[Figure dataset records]
--------------------

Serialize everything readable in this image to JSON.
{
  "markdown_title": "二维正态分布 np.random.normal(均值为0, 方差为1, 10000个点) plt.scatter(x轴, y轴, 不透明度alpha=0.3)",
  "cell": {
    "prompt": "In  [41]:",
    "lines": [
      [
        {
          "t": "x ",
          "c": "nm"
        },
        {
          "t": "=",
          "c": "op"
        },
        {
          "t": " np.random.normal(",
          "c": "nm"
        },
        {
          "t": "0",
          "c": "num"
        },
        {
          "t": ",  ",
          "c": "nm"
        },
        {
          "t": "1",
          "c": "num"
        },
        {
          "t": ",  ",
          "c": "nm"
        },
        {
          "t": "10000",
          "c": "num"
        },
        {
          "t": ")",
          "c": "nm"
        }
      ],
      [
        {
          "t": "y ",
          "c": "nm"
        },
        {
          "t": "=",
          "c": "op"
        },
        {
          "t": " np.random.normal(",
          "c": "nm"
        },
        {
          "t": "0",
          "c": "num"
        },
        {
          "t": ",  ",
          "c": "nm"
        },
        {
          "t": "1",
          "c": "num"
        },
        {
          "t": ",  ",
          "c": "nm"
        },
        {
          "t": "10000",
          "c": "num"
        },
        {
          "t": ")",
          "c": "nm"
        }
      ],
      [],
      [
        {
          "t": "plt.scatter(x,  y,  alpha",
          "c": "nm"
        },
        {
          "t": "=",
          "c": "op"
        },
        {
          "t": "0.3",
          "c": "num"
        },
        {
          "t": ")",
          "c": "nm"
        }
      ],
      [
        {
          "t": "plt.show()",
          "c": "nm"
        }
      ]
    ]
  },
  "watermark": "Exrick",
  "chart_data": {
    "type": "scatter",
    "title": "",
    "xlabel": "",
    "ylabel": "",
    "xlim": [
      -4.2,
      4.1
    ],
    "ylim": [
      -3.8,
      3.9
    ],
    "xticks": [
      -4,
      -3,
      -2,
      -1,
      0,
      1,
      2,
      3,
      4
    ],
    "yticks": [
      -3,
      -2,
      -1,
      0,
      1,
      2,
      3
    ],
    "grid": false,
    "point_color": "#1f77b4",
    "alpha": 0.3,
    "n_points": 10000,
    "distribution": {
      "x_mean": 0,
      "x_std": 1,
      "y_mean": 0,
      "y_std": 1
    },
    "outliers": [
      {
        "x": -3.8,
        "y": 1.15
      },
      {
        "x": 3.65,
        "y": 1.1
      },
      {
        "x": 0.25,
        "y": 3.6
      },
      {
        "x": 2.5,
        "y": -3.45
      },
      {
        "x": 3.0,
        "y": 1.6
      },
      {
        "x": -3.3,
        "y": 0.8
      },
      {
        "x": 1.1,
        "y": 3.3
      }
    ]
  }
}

--------------------

TASK TO CARRY OUT
Repeat the records exactly, including every line.

RESULT OF THIS EXERCISE
Serialize everything readable in this image to JSON.
{
  "markdown_title": "二维正态分布 np.random.normal(均值为0, 方差为1, 10000个点) plt.scatter(x轴, y轴, 不透明度alpha=0.3)",
  "cell": {
    "prompt": "In  [41]:",
    "lines": [
      [
        {
          "t": "x ",
          "c": "nm"
        },
        {
          "t": "=",
          "c": "op"
        },
        {
          "t": " np.random.normal(",
          "c": "nm"
        },
        {
          "t": "0",
          "c": "num"
        },
        {
          "t": ",  ",
          "c": "nm"
        },
        {
          "t": "1",
          "c": "num"
        },
        {
          "t": ",  ",
          "c": "nm"
        },
        {
          "t": "10000",
          "c": "num"
        },
        {
          "t": ")",
          "c": "nm"
        }
      ],
      [
        {
          "t": "y ",
          "c": "nm"
        },
        {
          "t": "=",
          "c": "op"
        },
        {
          "t": " np.random.normal(",
          "c": "nm"
        },
        {
          "t": "0",
          "c": "num"
        },
        {
          "t": ",  ",
          "c": "nm"
        },
        {
          "t": "1",
          "c": "num"
        },
        {
          "t": ",  ",
          "c": "nm"
        },
        {
          "t": "10000",
          "c": "num"
        },
        {
          "t": ")",
          "c": "nm"
        }
      ],
      [],
      [
        {
          "t": "plt.scatter(x,  y,  alpha",
          "c": "nm"
        },
        {
          "t": "=",
          "c": "op"
        },
        {
          "t": "0.3",
          "c": "num"
        },
        {
          "t": ")",
          "c": "nm"
        }
      ],
      [
        {
          "t": "plt.show()",
          "c": "nm"
        }
      ]
    ]
  },
  "watermark": "Exrick",
  "chart_data": {
    "type": "scatter",
    "title": "",
    "xlabel": "",
    "ylabel": "",
    "xlim": [
      -4.2,
      4.1
    ],
    "ylim": [
      -3.8,
      3.9
    ],
    "xticks": [
      -4,
      -3,
      -2,
      -1,
      0,
      1,
      2,
      3,
      4
    ],
    "yticks": [
      -3,
      -2,
      -1,
      0,
      1,
      2,
      3
    ],
    "grid": false,
    "point_color": "#1f77b4",
    "alpha": 0.3,
    "n_points": 10000,
    "distribution": {
      "x_mean": 0,
      "x_std": 1,
      "y_mean": 0,
      "y_std": 1
    },
    "outliers": [
      {
        "x": -3.8,
        "y": 1.15
      },
      {
        "x": 3.65,
        "y": 1.1
      },
      {
        "x": 0.25,
        "y": 3.6
      },
      {
        "x": 2.5,
        "y": -3.45
      },
      {
        "x": 3.0,
        "y": 1.6
      },
      {
        "x": -3.3,
        "y": 0.8
      },
      {
        "x": 1.1,
        "y": 3.3
      }
    ]
  }
}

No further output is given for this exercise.